### [Work to be completed]
Type out the complete listing below word for word, without its pictures.

### [Entries supplied]
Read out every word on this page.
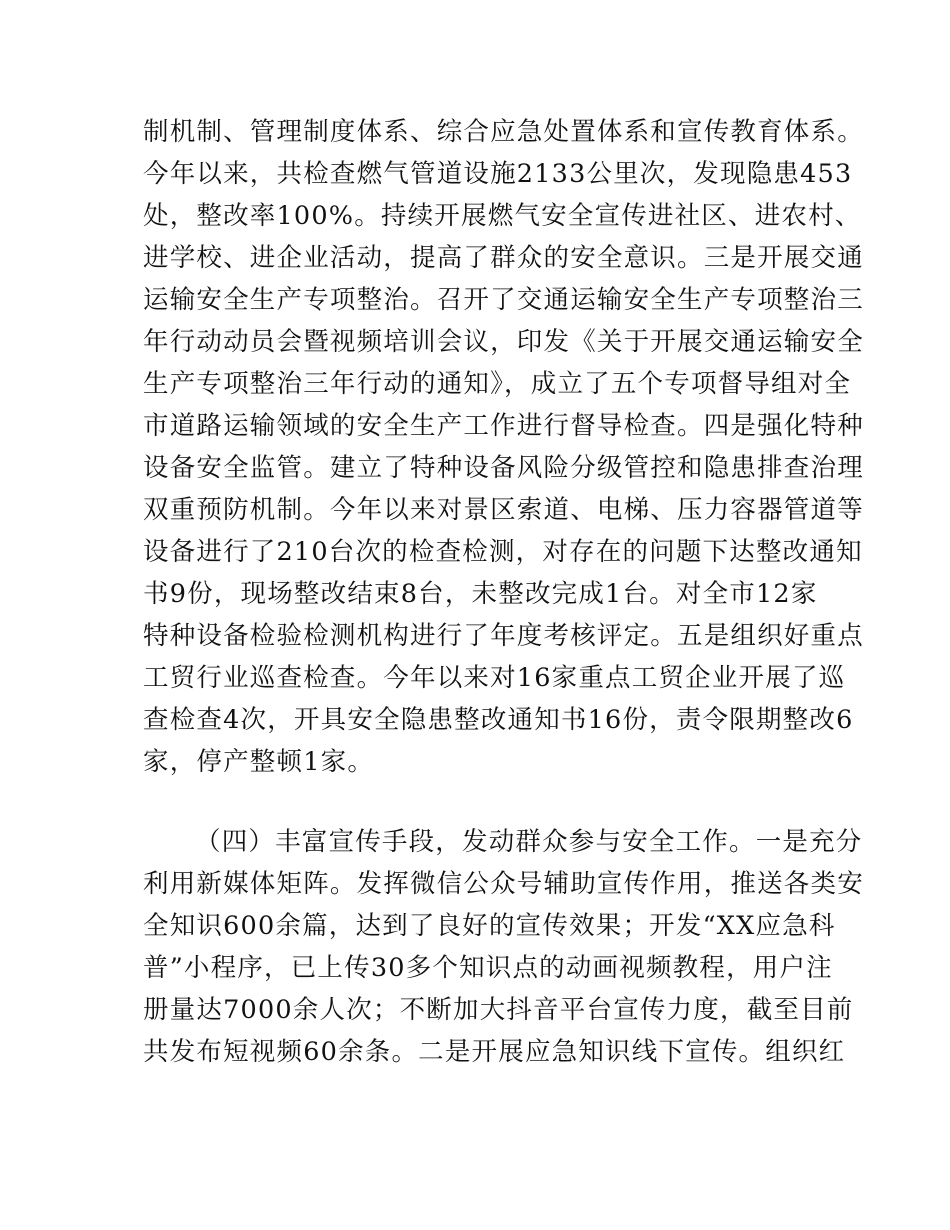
制机制、管理制度体系、综合应急处置体系和宣传教育体系。
今年以来，共检查燃气管道设施2133公里次，发现隐患453
处，整改率100%。持续开展燃气安全宣传进社区、进农村、
进学校、进企业活动，提高了群众的安全意识。三是开展交通
运输安全生产专项整治。召开了交通运输安全生产专项整治三
年行动动员会暨视频培训会议，印发《关于开展交通运输安全
生产专项整治三年行动的通知》，成立了五个专项督导组对全
市道路运输领域的安全生产工作进行督导检查。四是强化特种
设备安全监管。建立了特种设备风险分级管控和隐患排查治理
双重预防机制。今年以来对景区索道、电梯、压力容器管道等
设备进行了210台次的检查检测，对存在的问题下达整改通知
书9份，现场整改结束8台，未整改完成1台。对全市12家
特种设备检验检测机构进行了年度考核评定。五是组织好重点
工贸行业巡查检查。今年以来对16家重点工贸企业开展了巡
查检查4次，开具安全隐患整改通知书16份，责令限期整改6
家，停产整顿1家。
（四）丰富宣传手段，发动群众参与安全工作。一是充分
利用新媒体矩阵。发挥微信公众号辅助宣传作用，推送各类安
全知识600余篇，达到了良好的宣传效果；开发“XX应急科
普”小程序，已上传30多个知识点的动画视频教程，用户注
册量达7000余人次；不断加大抖音平台宣传力度，截至目前
共发布短视频60余条。二是开展应急知识线下宣传。组织红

### [Result below]
Read out every word on this page.
制机制、管理制度体系、综合应急处置体系和宣传教育体系。
今年以来，共检查燃气管道设施2133公里次，发现隐患453
处，整改率100%。持续开展燃气安全宣传进社区、进农村、
进学校、进企业活动，提高了群众的安全意识。三是开展交通
运输安全生产专项整治。召开了交通运输安全生产专项整治三
年行动动员会暨视频培训会议，印发《关于开展交通运输安全
生产专项整治三年行动的通知》，成立了五个专项督导组对全
市道路运输领域的安全生产工作进行督导检查。四是强化特种
设备安全监管。建立了特种设备风险分级管控和隐患排查治理
双重预防机制。今年以来对景区索道、电梯、压力容器管道等
设备进行了210台次的检查检测，对存在的问题下达整改通知
书9份，现场整改结束8台，未整改完成1台。对全市12家
特种设备检验检测机构进行了年度考核评定。五是组织好重点
工贸行业巡查检查。今年以来对16家重点工贸企业开展了巡
查检查4次，开具安全隐患整改通知书16份，责令限期整改6
家，停产整顿1家。
（四）丰富宣传手段，发动群众参与安全工作。一是充分
利用新媒体矩阵。发挥微信公众号辅助宣传作用，推送各类安
全知识600余篇，达到了良好的宣传效果；开发“XX应急科
普”小程序，已上传30多个知识点的动画视频教程，用户注
册量达7000余人次；不断加大抖音平台宣传力度，截至目前
共发布短视频60余条。二是开展应急知识线下宣传。组织红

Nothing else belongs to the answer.